━━━━━ DATASET CONTENT

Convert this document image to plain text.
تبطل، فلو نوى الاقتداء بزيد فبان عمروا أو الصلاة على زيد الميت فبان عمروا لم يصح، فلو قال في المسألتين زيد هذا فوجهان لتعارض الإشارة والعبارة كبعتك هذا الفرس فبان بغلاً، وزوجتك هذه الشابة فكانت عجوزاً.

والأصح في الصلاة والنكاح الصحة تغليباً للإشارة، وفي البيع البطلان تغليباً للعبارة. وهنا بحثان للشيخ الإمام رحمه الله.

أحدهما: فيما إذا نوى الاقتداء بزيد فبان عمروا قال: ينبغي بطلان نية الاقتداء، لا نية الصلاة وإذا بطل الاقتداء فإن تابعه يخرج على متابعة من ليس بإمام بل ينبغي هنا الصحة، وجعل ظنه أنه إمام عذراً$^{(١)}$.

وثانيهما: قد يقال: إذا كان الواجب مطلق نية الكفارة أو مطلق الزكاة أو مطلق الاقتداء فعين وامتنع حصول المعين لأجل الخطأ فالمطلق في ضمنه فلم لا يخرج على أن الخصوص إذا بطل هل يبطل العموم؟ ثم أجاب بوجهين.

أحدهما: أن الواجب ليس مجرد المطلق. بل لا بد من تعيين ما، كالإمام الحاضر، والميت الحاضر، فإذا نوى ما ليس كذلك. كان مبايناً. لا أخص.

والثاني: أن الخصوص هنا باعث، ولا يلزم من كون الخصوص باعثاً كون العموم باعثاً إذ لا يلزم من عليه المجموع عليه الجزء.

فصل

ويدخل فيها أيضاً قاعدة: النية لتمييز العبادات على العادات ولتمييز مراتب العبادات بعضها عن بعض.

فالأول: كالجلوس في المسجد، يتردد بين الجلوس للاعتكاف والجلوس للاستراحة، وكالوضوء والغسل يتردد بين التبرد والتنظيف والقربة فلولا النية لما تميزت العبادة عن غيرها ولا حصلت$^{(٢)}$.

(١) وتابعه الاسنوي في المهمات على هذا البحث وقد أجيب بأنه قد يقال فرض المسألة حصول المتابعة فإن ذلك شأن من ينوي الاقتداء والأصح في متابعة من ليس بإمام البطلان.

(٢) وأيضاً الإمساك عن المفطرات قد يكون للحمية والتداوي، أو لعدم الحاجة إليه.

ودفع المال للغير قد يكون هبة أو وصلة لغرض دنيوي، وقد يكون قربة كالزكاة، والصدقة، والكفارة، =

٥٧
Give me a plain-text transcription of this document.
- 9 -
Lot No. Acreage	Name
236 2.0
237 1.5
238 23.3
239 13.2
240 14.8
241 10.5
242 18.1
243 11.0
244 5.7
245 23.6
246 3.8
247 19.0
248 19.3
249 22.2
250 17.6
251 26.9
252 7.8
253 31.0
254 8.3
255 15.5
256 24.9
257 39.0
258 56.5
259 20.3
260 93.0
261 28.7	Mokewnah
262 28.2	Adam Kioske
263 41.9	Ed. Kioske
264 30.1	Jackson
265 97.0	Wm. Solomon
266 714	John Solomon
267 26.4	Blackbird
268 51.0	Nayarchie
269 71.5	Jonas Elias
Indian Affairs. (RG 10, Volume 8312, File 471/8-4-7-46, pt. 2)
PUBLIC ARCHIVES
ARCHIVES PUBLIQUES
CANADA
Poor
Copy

━━━━━━━━━━

▶ _PROMPT_:
Filter out all lines lacking the word "يقال" and copy the rest.

▶ _RESPONSE TO THE EXERCISE_:
وثانيهما: قد يقال: إذا كان الواجب مطلق نية الكفارة أو مطلق الزكاة أو مطلق الاقتداء فعين وامتنع حصول المعين لأجل الخطأ فالمطلق في ضمنه فلم لا يخرج على أن الخصوص إذا بطل هل يبطل العموم؟ ثم أجاب بوجهين.
(١) وتابعه الاسنوي في المهمات على هذا البحث وقد أجيب بأنه قد يقال فرض المسألة حصول المتابعة فإن ذلك شأن من ينوي الاقتداء والأصح في متابعة من ليس بإمام البطلان.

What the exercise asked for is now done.